BEGIN PROVIDED RECORDS
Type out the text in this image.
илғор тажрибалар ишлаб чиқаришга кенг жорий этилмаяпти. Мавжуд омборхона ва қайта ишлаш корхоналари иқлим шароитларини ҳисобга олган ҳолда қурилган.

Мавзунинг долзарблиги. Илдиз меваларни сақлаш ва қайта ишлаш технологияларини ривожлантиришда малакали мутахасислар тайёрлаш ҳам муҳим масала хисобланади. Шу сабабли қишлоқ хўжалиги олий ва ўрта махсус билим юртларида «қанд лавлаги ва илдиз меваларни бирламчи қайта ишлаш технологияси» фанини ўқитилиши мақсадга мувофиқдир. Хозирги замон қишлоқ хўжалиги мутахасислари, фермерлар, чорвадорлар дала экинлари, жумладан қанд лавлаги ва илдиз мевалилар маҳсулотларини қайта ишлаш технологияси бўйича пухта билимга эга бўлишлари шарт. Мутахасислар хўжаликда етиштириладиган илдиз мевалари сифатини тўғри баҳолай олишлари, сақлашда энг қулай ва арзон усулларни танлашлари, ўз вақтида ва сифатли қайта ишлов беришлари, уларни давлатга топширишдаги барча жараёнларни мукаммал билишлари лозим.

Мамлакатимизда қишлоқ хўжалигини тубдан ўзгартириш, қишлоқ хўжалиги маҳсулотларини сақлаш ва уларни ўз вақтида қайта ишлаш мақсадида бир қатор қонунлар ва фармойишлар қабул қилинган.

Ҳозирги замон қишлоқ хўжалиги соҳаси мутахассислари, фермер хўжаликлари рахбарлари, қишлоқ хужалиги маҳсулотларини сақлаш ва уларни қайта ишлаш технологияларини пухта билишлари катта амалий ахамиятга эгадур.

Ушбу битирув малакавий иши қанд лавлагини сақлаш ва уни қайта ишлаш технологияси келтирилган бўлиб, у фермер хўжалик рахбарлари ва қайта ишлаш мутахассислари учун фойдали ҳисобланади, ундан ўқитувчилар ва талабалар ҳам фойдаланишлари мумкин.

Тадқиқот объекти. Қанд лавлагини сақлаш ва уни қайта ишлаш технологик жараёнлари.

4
END PROVIDED RECORDS
■ **AIM**:
In the entries above, identify every line with the word "маҳсулотларини". Copy those lines.

■ **PROBLEM SOLUTION**:
Мавзунинг долзарблиги. Илдиз меваларни сақлаш ва қайта ишлаш технологияларини ривожлантиришда малакали мутахасислар тайёрлаш ҳам муҳим масала хисобланади. Шу сабабли қишлоқ хўжалиги олий ва ўрта махсус билим юртларида «қанд лавлаги ва илдиз меваларни бирламчи қайта ишлаш технологияси» фанини ўқитилиши мақсадга мувофиқдир. Хозирги замон қишлоқ хўжалиги мутахасислари, фермерлар, чорвадорлар дала экинлари, жумладан қанд лавлаги ва илдиз мевалилар маҳсулотларини қайта ишлаш технологияси бўйича пухта билимга эга бўлишлари шарт. Мутахасислар хўжаликда етиштириладиган илдиз мевалари сифатини тўғри баҳолай олишлари, сақлашда энг қулай ва арзон усулларни танлашлари, ўз вақтида ва сифатли қайта ишлов беришлари, уларни давлатга топширишдаги барча жараёнларни мукаммал билишлари лозим.
Мамлакатимизда қишлоқ хўжалигини тубдан ўзгартириш, қишлоқ хўжалиги маҳсулотларини сақлаш ва уларни ўз вақтида қайта ишлаш мақсадида бир қатор қонунлар ва фармойишлар қабул қилинган.
Ҳозирги замон қишлоқ хўжалиги соҳаси мутахассислари, фермер хўжаликлари рахбарлари, қишлоқ хужалиги маҳсулотларини сақлаш ва уларни қайта ишлаш технологияларини пухта билишлари катта амалий ахамиятга эгадур.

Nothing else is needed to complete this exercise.